• **What you have to do**
A faithful transcription of all the data is required.

• **Source data**

========

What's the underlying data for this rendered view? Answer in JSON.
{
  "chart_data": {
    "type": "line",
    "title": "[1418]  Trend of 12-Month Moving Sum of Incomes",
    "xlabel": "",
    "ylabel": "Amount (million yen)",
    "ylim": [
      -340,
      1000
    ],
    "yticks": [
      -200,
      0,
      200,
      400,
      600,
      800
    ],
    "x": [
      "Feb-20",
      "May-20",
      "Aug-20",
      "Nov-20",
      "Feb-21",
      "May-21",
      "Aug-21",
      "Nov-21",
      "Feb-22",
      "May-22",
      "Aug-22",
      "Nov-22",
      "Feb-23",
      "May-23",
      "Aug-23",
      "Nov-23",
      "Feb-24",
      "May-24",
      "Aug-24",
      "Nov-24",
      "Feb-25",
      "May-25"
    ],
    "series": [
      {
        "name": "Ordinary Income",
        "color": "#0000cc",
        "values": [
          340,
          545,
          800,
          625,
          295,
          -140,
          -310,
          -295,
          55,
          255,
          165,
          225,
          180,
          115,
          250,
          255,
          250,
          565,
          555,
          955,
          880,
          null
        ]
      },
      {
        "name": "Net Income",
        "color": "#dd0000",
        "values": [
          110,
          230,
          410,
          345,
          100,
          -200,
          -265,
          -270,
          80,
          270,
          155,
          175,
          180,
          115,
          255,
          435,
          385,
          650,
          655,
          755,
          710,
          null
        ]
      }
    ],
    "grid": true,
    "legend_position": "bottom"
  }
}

========

• **Response to this task**
What's the underlying data for this rendered view? Answer in JSON.
{
  "chart_data": {
    "type": "line",
    "title": "[1418]  Trend of 12-Month Moving Sum of Incomes",
    "xlabel": "",
    "ylabel": "Amount (million yen)",
    "ylim": [
      -340,
      1000
    ],
    "yticks": [
      -200,
      0,
      200,
      400,
      600,
      800
    ],
    "x": [
      "Feb-20",
      "May-20",
      "Aug-20",
      "Nov-20",
      "Feb-21",
      "May-21",
      "Aug-21",
      "Nov-21",
      "Feb-22",
      "May-22",
      "Aug-22",
      "Nov-22",
      "Feb-23",
      "May-23",
      "Aug-23",
      "Nov-23",
      "Feb-24",
      "May-24",
      "Aug-24",
      "Nov-24",
      "Feb-25",
      "May-25"
    ],
    "series": [
      {
        "name": "Ordinary Income",
        "color": "#0000cc",
        "values": [
          340,
          545,
          800,
          625,
          295,
          -140,
          -310,
          -295,
          55,
          255,
          165,
          225,
          180,
          115,
          250,
          255,
          250,
          565,
          555,
          955,
          880,
          null
        ]
      },
      {
        "name": "Net Income",
        "color": "#dd0000",
        "values": [
          110,
          230,
          410,
          345,
          100,
          -200,
          -265,
          -270,
          80,
          270,
          155,
          175,
          180,
          115,
          255,
          435,
          385,
          650,
          655,
          755,
          710,
          null
        ]
      }
    ],
    "grid": true,
    "legend_position": "bottom"
  }
}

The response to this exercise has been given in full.